* WRITTEN EXERCISE: Everything from the line containing "Give me the" to the final line of the records below should be given again exactly, and nothing else.

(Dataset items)
---+---

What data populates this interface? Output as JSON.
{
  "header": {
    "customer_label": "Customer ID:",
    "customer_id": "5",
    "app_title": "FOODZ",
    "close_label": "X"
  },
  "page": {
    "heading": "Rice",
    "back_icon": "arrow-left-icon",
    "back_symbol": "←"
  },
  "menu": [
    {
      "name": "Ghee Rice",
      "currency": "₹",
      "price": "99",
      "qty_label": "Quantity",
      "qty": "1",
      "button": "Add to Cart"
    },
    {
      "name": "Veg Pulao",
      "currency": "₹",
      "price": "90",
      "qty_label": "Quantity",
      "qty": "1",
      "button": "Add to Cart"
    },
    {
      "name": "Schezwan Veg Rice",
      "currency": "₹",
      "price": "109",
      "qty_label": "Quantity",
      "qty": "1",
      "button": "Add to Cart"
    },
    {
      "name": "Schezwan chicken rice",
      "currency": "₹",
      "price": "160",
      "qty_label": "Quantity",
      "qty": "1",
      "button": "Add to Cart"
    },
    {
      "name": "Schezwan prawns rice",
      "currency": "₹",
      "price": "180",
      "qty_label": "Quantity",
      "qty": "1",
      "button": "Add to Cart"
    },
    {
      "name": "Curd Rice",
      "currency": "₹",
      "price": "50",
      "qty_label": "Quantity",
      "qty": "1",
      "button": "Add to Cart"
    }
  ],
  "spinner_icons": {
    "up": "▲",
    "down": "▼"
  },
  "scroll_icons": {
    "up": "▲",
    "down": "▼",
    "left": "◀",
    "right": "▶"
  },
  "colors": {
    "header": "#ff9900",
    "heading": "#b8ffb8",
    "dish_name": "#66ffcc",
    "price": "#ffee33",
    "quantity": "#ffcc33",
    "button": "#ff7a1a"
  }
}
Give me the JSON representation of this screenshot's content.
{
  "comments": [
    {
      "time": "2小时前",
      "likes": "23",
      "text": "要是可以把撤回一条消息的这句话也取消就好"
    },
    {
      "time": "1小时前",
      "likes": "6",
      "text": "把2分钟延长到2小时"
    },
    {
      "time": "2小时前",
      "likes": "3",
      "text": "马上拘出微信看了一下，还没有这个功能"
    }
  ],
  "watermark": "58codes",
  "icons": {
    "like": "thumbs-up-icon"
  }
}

---+---

* WORKED ANSWER:
Give me the JSON representation of this screenshot's content.
{
  "comments": [
    {
      "time": "2小时前",
      "likes": "23",
      "text": "要是可以把撤回一条消息的这句话也取消就好"
    },
    {
      "time": "1小时前",
      "likes": "6",
      "text": "把2分钟延长到2小时"
    },
    {
      "time": "2小时前",
      "likes": "3",
      "text": "马上拘出微信看了一下，还没有这个功能"
    }
  ],
  "watermark": "58codes",
  "icons": {
    "like": "thumbs-up-icon"
  }
}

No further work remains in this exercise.